» WHAT YOU WILL DO
Lines that hold the word "using" should be located and copied.

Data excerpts

+++++

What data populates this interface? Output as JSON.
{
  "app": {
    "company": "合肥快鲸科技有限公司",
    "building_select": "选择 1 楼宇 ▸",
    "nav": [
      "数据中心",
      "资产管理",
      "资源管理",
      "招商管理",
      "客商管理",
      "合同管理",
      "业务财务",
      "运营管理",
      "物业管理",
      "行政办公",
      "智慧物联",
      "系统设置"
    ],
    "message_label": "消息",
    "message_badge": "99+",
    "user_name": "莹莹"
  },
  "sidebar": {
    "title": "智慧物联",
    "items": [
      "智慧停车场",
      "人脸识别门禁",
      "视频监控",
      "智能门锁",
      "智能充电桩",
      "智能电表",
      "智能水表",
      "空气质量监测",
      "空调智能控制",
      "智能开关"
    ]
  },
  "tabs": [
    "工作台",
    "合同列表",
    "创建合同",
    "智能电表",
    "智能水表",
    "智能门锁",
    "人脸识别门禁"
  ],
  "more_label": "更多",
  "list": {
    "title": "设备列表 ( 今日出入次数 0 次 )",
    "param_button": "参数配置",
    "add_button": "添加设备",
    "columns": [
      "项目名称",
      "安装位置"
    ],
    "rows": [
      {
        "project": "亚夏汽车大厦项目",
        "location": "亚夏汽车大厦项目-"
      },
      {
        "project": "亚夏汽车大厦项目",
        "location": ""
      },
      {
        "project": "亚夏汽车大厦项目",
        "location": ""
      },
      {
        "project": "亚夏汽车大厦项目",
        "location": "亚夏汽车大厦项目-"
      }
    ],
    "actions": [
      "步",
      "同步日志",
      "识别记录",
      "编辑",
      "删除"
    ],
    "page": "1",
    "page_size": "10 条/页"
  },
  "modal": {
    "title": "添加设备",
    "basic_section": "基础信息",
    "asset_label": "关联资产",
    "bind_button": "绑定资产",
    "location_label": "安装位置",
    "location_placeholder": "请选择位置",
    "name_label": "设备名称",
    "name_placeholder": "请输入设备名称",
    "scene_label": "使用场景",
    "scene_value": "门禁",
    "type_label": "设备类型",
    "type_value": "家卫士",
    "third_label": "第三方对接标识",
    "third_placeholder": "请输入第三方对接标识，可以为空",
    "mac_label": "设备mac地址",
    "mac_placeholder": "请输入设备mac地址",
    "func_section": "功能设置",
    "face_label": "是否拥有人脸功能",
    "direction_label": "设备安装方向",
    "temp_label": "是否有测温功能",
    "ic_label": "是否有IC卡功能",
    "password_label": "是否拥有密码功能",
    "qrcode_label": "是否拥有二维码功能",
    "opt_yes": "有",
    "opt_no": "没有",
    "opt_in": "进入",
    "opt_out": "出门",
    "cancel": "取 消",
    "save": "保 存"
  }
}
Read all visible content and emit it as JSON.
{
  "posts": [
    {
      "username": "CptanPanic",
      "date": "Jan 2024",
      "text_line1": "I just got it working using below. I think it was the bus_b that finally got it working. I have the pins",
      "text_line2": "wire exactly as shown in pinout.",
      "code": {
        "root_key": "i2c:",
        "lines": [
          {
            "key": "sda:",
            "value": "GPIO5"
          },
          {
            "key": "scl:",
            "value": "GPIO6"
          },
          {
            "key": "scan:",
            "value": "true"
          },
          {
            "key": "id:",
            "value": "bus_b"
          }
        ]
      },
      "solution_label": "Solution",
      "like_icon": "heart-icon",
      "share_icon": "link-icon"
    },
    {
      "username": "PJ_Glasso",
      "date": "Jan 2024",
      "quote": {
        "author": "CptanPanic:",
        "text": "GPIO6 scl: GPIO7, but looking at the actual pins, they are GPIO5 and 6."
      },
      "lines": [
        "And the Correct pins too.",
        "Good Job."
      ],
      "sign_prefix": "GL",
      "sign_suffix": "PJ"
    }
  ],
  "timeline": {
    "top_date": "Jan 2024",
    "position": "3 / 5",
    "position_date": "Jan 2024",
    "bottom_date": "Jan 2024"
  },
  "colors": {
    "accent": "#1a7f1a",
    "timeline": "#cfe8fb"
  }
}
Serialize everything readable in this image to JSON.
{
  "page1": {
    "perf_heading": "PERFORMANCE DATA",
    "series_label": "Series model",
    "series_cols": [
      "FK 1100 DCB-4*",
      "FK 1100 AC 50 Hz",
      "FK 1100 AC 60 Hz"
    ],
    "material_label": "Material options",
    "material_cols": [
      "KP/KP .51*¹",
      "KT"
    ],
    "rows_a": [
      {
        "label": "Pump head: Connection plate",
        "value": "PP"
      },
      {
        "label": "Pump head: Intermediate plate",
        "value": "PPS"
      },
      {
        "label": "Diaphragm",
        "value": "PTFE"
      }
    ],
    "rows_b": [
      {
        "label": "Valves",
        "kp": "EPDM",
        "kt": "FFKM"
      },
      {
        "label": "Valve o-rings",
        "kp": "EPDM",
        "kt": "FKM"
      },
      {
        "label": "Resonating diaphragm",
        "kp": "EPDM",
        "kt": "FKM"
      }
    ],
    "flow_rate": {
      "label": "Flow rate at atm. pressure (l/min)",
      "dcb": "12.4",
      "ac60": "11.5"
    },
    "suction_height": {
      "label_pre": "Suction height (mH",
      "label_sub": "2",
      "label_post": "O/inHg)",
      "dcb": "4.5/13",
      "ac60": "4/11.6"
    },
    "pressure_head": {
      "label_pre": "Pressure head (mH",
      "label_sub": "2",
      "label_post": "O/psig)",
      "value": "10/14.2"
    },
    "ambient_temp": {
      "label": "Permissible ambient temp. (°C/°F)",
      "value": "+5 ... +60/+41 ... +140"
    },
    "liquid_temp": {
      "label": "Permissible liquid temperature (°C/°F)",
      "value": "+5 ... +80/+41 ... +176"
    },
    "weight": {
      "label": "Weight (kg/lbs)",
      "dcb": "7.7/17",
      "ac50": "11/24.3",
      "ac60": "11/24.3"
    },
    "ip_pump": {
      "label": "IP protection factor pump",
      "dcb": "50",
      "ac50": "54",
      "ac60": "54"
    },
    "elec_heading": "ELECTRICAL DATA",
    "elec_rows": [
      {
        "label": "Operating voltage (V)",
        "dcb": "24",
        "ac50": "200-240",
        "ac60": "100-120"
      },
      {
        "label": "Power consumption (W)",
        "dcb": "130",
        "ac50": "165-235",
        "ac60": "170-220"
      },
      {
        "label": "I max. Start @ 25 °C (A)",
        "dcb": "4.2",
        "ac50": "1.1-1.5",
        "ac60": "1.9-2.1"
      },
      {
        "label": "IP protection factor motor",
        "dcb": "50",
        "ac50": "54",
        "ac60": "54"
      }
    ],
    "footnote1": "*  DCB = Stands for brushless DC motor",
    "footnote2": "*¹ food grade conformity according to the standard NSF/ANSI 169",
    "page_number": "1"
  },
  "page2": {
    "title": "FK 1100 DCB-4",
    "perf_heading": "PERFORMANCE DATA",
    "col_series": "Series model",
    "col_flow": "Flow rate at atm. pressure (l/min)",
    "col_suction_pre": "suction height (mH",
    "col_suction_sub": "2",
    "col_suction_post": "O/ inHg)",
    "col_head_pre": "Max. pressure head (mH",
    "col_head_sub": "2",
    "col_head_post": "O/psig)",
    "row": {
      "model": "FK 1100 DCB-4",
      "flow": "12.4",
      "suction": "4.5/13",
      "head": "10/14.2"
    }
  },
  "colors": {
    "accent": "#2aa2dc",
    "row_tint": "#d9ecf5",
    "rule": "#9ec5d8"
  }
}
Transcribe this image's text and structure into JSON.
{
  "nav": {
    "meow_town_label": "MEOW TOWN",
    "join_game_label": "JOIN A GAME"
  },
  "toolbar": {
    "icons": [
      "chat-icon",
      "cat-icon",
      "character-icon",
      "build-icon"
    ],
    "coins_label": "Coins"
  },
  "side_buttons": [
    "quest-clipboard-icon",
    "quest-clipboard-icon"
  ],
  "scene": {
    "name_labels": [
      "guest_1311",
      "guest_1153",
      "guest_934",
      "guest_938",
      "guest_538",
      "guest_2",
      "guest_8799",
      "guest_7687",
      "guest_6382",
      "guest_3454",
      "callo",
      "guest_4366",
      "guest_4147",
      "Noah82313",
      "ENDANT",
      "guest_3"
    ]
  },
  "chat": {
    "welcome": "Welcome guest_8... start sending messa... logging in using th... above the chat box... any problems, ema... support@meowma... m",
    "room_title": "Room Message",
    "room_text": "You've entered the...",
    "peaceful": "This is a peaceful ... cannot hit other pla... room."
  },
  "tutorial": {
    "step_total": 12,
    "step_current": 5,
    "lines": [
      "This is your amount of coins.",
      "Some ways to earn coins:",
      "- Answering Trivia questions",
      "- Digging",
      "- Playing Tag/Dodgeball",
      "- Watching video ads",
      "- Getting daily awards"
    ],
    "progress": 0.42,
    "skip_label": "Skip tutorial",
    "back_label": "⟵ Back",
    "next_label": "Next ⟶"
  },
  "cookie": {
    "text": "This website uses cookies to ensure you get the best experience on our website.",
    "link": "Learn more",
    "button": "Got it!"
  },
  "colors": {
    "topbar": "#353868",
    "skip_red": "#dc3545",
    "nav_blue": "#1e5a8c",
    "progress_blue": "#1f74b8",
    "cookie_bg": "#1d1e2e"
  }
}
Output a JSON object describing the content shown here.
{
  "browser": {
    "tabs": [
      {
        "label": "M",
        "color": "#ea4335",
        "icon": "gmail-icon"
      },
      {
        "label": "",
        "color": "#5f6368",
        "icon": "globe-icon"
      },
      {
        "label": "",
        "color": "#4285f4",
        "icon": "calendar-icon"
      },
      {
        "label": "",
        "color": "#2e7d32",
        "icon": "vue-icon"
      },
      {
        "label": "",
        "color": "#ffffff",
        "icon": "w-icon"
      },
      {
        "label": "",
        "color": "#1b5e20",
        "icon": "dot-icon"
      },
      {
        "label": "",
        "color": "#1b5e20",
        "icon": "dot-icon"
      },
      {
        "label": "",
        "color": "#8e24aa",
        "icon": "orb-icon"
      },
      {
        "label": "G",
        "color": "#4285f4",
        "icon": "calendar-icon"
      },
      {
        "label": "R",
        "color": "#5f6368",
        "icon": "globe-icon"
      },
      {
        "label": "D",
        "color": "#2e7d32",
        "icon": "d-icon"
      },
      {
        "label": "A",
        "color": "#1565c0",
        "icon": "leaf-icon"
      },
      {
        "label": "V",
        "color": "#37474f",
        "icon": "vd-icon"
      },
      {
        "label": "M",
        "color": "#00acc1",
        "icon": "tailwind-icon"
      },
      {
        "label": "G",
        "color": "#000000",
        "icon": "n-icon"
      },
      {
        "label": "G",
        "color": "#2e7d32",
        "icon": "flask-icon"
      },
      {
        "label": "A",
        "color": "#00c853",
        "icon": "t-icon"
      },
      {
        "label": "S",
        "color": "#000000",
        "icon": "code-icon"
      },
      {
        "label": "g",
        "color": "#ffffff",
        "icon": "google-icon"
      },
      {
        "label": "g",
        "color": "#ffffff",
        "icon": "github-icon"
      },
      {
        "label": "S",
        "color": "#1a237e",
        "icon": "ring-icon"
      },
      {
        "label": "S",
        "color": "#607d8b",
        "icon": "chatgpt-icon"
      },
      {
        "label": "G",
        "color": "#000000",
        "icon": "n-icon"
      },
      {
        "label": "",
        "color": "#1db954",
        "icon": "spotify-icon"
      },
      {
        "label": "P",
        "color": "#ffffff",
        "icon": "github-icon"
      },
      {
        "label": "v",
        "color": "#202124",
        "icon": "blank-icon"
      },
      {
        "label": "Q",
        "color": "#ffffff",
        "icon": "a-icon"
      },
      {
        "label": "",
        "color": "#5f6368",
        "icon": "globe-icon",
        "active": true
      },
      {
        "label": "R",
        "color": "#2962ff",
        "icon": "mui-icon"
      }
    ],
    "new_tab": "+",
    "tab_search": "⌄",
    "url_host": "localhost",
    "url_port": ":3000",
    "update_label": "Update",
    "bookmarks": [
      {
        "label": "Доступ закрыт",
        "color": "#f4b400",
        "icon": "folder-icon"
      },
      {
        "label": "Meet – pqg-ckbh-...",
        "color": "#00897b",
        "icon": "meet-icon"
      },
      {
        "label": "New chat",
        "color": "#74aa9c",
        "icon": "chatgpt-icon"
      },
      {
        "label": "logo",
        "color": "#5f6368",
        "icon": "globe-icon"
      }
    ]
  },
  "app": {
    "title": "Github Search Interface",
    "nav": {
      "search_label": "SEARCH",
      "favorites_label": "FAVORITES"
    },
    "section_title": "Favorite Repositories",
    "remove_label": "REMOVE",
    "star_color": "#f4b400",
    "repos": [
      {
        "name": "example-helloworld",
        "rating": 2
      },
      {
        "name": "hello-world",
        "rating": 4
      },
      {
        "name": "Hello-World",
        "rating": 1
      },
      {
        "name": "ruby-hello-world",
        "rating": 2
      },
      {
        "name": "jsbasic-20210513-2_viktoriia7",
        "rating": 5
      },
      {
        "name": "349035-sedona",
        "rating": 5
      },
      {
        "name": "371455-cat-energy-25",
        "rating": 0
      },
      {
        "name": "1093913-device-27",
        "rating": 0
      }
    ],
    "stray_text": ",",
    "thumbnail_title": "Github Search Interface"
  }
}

+++++

» REPLY
      "text_line1": "I just got it working using below. I think it was the bus_b that finally got it working. I have the pins",
    "welcome": "Welcome guest_8... start sending messa... logging in using th... above the chat box... any problems, ema... support@meowma... m",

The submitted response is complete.